** START OF DATASET EXCERPTS **

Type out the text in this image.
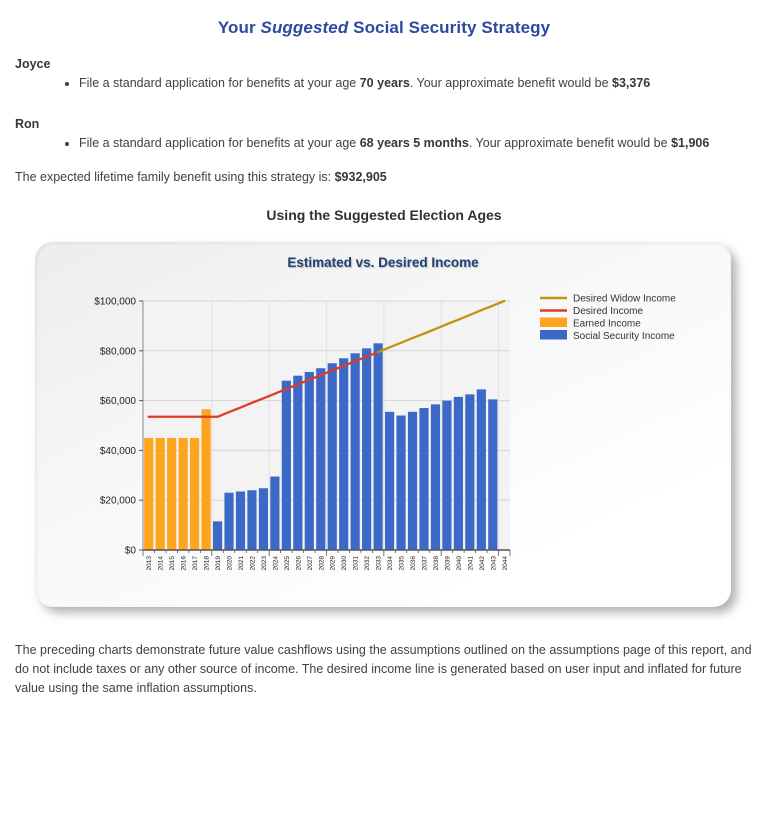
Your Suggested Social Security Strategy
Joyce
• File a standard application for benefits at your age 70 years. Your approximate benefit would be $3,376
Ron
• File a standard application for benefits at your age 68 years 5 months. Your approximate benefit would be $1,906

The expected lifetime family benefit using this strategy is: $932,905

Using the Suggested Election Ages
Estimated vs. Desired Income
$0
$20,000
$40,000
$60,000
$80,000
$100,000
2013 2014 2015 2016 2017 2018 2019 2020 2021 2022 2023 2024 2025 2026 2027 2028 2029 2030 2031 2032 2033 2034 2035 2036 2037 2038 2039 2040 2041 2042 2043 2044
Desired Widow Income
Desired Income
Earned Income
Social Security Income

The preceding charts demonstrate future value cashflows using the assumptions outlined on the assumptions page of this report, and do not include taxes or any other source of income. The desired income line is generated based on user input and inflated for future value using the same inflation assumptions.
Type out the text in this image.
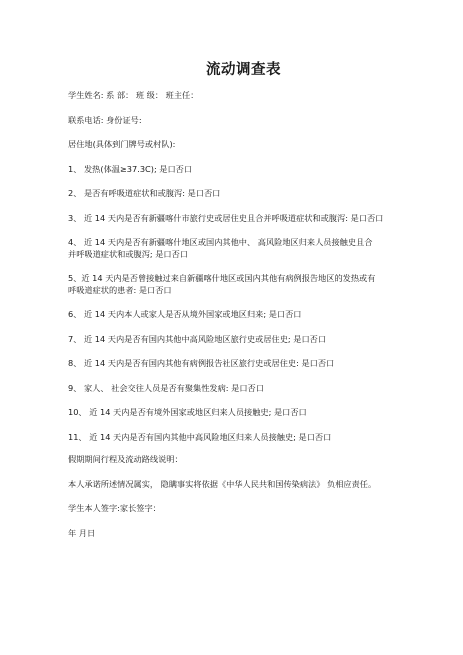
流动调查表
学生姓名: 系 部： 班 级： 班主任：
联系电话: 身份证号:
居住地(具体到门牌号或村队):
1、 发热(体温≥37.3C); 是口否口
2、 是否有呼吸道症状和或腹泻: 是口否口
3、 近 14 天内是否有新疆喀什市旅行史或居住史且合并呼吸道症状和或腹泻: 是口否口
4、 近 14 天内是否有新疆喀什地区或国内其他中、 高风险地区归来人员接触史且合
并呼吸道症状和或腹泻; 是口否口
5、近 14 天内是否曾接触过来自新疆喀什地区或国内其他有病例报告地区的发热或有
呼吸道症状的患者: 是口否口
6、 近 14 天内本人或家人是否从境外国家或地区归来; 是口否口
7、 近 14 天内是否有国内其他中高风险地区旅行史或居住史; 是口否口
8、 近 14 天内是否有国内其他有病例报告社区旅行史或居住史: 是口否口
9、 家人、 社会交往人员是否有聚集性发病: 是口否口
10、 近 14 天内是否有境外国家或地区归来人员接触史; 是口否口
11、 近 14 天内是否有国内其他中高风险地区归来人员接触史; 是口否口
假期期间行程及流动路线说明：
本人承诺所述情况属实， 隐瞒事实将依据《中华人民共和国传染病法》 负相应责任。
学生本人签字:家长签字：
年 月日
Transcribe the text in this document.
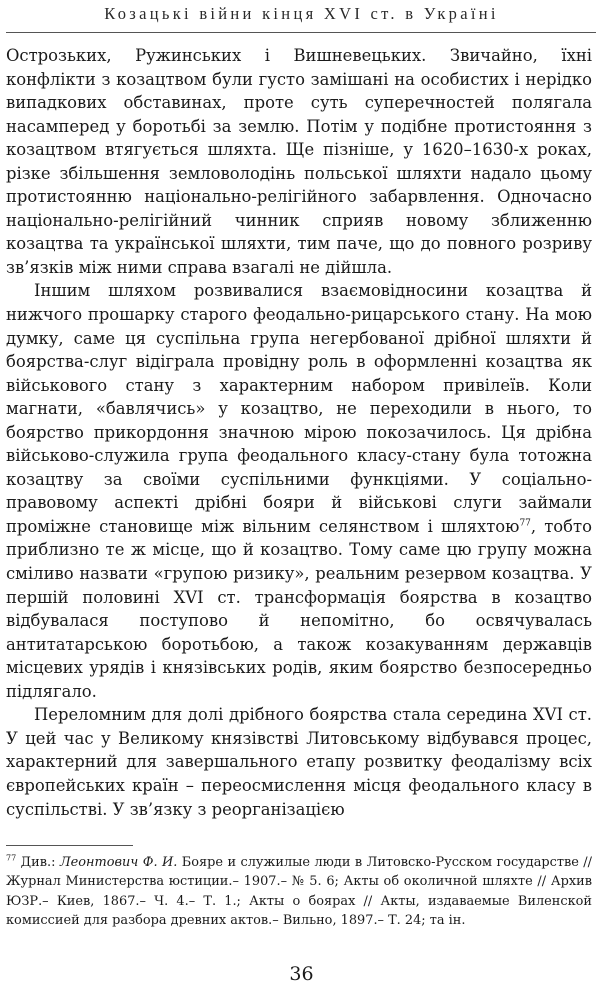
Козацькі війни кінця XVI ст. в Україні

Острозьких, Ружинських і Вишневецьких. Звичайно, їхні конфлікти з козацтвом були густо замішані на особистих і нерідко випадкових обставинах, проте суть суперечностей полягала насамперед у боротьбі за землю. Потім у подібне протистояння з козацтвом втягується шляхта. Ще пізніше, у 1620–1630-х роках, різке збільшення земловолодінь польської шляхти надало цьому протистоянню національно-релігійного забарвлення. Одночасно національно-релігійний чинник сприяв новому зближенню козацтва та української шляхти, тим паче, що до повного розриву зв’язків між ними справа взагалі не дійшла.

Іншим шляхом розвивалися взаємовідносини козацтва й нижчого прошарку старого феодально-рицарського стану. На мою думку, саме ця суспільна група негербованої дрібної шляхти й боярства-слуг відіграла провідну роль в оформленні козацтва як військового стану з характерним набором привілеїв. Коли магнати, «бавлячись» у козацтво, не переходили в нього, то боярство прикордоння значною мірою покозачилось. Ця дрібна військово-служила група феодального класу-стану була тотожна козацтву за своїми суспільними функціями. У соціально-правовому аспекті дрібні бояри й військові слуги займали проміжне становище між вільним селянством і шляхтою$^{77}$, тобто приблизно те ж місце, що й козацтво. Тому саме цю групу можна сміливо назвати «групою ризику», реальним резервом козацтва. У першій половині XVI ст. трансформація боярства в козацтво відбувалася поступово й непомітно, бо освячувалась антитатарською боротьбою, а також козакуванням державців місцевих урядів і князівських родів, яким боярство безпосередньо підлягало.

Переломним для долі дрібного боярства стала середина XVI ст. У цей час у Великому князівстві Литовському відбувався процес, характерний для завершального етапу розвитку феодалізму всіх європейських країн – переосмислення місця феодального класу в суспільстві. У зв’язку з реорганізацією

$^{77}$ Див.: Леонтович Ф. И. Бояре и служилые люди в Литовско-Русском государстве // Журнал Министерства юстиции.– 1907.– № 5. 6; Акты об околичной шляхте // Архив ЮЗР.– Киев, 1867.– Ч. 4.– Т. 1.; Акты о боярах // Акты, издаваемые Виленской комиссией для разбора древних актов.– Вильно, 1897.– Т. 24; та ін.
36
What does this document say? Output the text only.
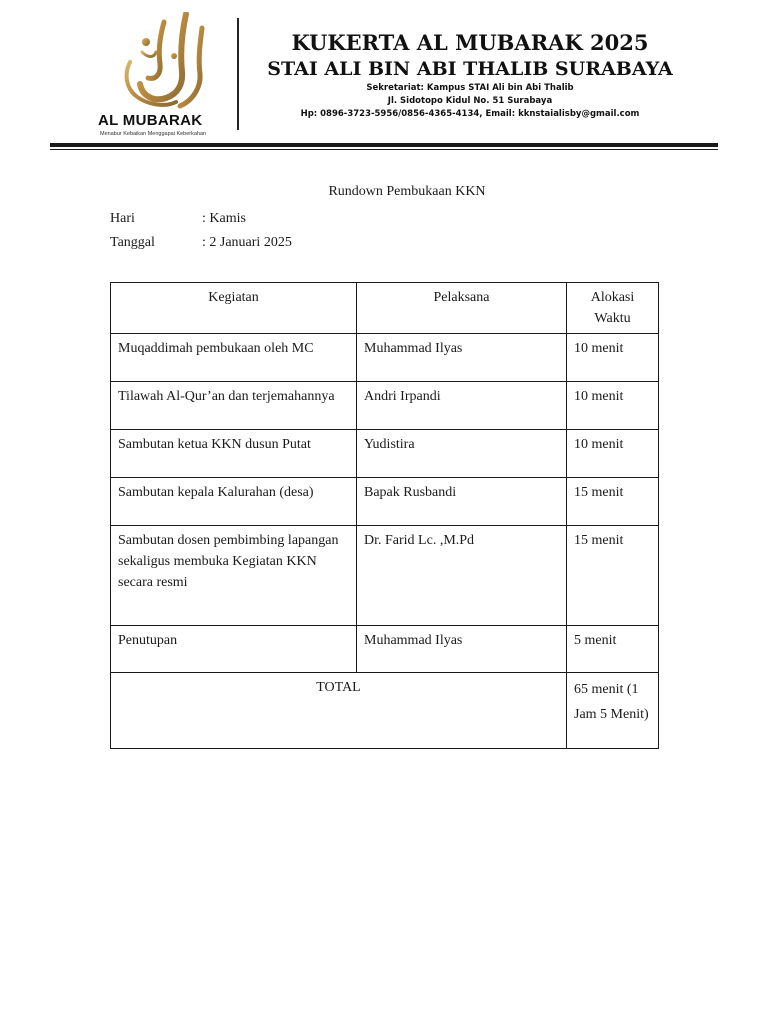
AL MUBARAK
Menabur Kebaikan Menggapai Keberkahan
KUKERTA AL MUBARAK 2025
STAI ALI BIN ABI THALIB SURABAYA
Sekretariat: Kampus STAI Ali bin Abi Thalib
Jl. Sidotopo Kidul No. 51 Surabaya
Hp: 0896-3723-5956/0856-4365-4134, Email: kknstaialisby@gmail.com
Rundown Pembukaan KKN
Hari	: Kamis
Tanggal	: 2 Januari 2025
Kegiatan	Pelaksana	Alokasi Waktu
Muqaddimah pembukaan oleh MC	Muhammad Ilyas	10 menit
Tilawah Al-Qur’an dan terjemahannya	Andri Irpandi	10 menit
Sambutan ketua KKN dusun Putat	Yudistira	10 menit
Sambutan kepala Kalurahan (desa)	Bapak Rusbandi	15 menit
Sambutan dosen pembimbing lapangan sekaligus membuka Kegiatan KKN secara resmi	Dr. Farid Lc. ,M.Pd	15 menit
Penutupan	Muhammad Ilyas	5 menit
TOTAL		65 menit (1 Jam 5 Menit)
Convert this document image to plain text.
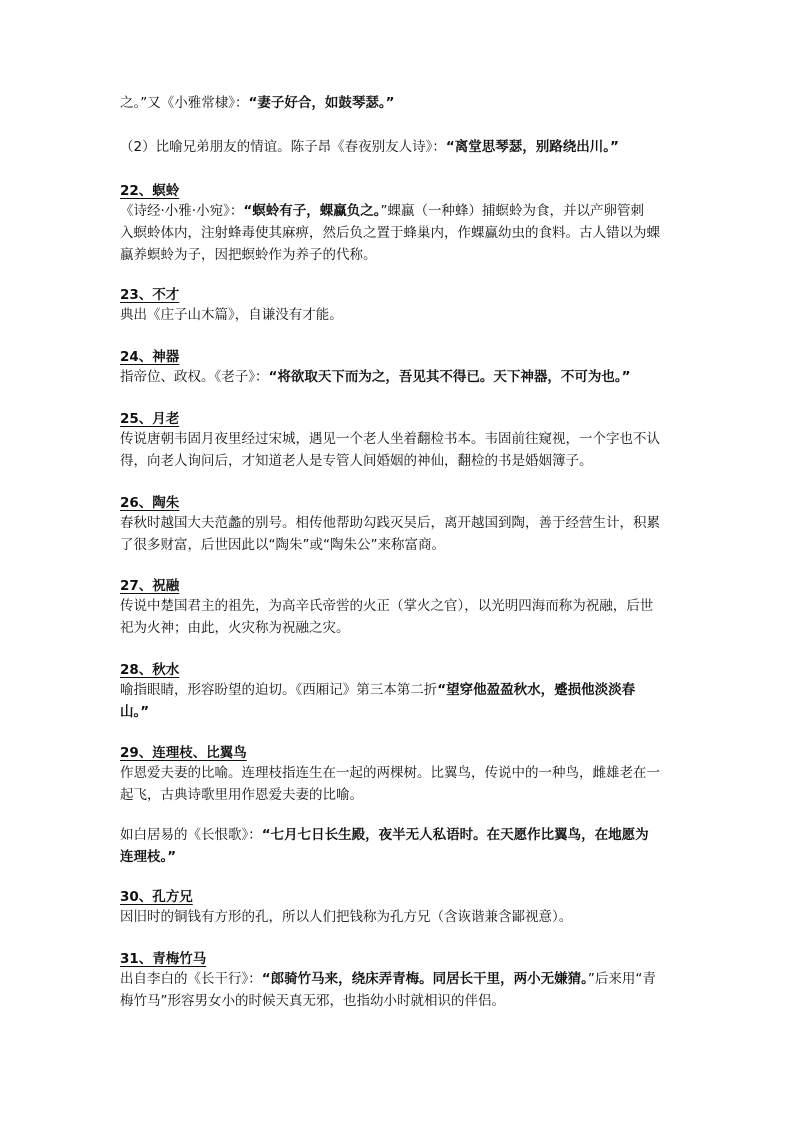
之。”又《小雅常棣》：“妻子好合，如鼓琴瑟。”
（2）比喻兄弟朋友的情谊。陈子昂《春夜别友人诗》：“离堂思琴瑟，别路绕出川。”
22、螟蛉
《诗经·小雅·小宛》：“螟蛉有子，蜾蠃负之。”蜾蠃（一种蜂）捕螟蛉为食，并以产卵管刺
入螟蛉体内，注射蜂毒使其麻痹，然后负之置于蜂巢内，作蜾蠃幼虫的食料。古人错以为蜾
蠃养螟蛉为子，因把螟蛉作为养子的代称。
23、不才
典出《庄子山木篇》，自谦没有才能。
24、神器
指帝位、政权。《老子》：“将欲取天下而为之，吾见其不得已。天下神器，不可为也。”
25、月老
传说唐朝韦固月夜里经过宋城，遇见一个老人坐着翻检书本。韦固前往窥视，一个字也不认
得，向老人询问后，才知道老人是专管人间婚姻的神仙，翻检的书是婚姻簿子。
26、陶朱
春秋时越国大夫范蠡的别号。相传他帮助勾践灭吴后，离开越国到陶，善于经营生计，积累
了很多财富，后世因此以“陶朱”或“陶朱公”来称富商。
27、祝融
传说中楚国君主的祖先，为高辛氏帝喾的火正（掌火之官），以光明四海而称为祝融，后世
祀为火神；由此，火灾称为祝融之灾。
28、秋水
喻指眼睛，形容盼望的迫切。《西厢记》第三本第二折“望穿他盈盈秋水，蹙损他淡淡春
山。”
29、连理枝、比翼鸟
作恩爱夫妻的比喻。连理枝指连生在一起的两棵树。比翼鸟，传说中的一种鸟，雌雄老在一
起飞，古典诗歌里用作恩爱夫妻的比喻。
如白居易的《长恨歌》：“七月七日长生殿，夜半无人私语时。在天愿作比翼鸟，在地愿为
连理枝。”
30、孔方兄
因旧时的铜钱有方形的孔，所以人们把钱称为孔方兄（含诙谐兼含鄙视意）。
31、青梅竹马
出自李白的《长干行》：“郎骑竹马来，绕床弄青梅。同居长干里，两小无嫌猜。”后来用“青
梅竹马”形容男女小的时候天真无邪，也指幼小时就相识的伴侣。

** END OF DATASET EXCERPTS **

● **PROBLEM TO SOLVE**: Select from the material above each line in which the string "Kegiatan" appears, and list those lines.

● **ANSWER IN FULL**:
Kegiatan	Pelaksana	Alokasi Waktu
Sambutan dosen pembimbing lapangan sekaligus membuka Kegiatan KKN secara resmi	Dr. Farid Lc. ,M.Pd	15 menit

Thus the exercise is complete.